Write every entry out again exactly, please, and skip the pictures.

— START OF MATERIAL FOR THE TASK —

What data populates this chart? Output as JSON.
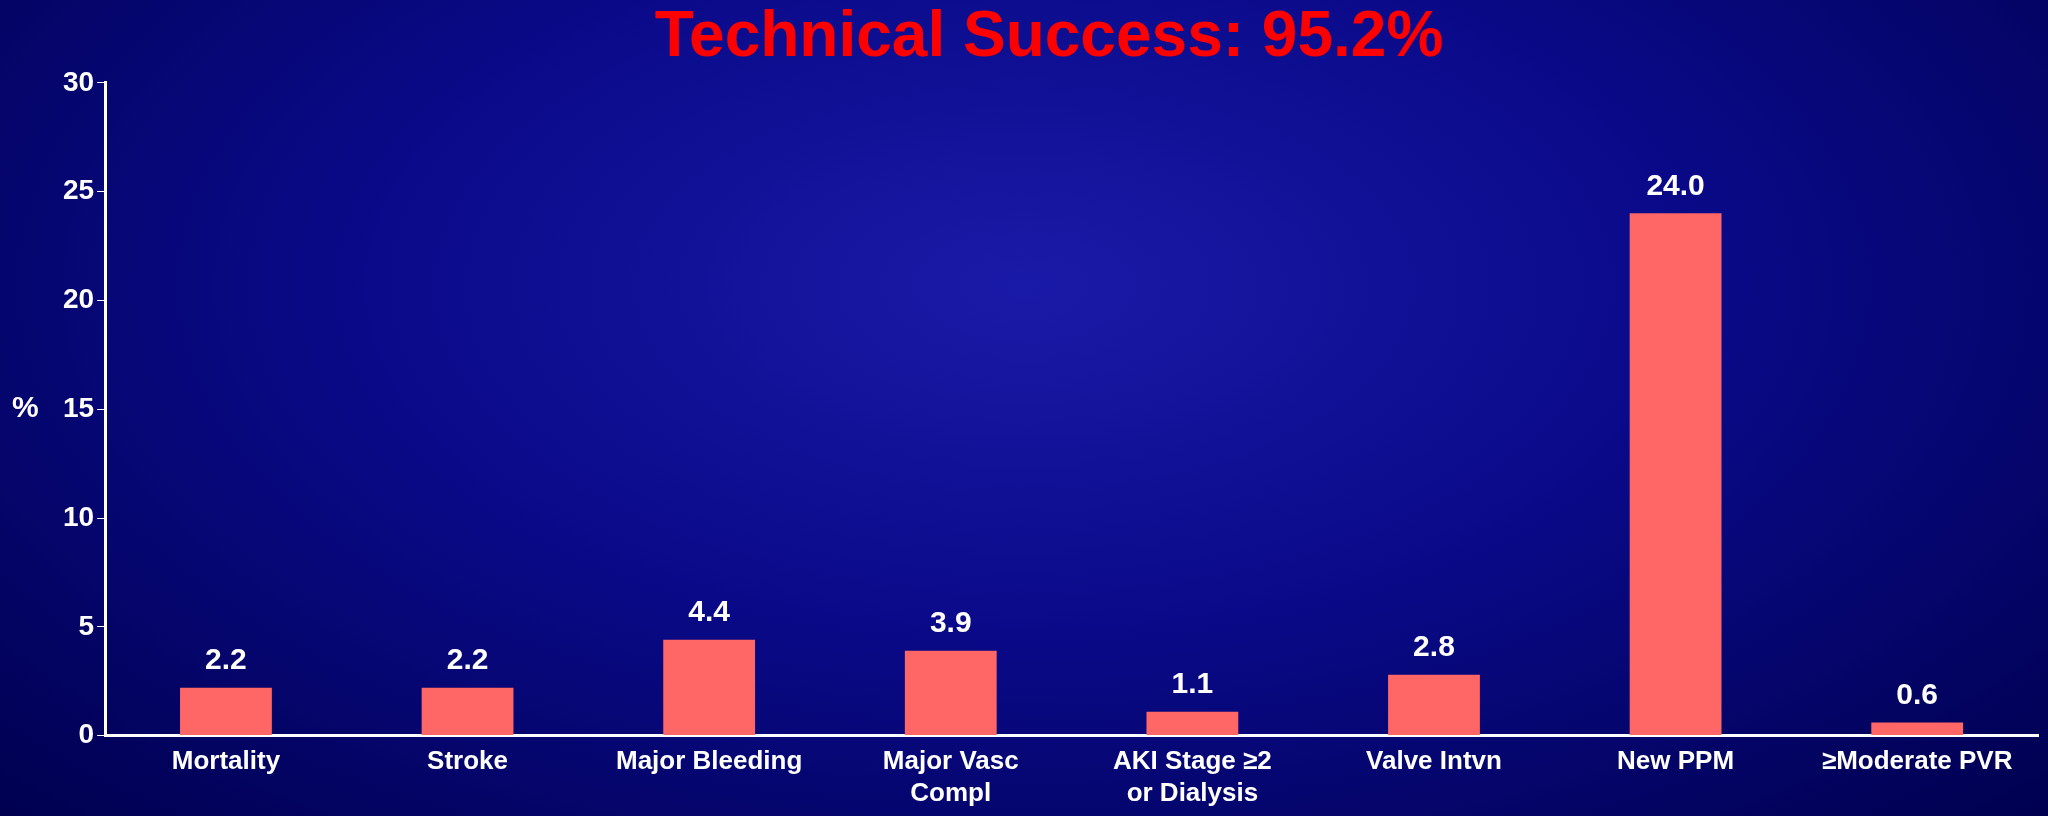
{
  "chart_data": {
    "type": "bar",
    "title": "Technical Success: 95.2%",
    "ylabel": "%",
    "categories": [
      "Mortality",
      "Stroke",
      "Major Bleeding",
      "Major Vasc Compl",
      "AKI Stage ≥2 or Dialysis",
      "Valve Intvn",
      "New PPM",
      "≥Moderate PVR"
    ],
    "values": [
      2.2,
      2.2,
      4.4,
      3.9,
      1.1,
      2.8,
      24.0,
      0.6
    ],
    "value_labels": [
      "2.2",
      "2.2",
      "4.4",
      "3.9",
      "1.1",
      "2.8",
      "24.0",
      "0.6"
    ],
    "color": "#ff6666",
    "ylim": [
      0,
      30
    ],
    "yticks": [
      0,
      5,
      10,
      15,
      20,
      25,
      30
    ],
    "grid": false,
    "legend": false
  }
}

— END OF MATERIAL FOR THE TASK —

■ TASK OUTPUT
What data populates this chart? Output as JSON.
{
  "chart_data": {
    "type": "bar",
    "title": "Technical Success: 95.2%",
    "ylabel": "%",
    "categories": [
      "Mortality",
      "Stroke",
      "Major Bleeding",
      "Major Vasc Compl",
      "AKI Stage ≥2 or Dialysis",
      "Valve Intvn",
      "New PPM",
      "≥Moderate PVR"
    ],
    "values": [
      2.2,
      2.2,
      4.4,
      3.9,
      1.1,
      2.8,
      24.0,
      0.6
    ],
    "value_labels": [
      "2.2",
      "2.2",
      "4.4",
      "3.9",
      "1.1",
      "2.8",
      "24.0",
      "0.6"
    ],
    "color": "#ff6666",
    "ylim": [
      0,
      30
    ],
    "yticks": [
      0,
      5,
      10,
      15,
      20,
      25,
      30
    ],
    "grid": false,
    "legend": false
  }
}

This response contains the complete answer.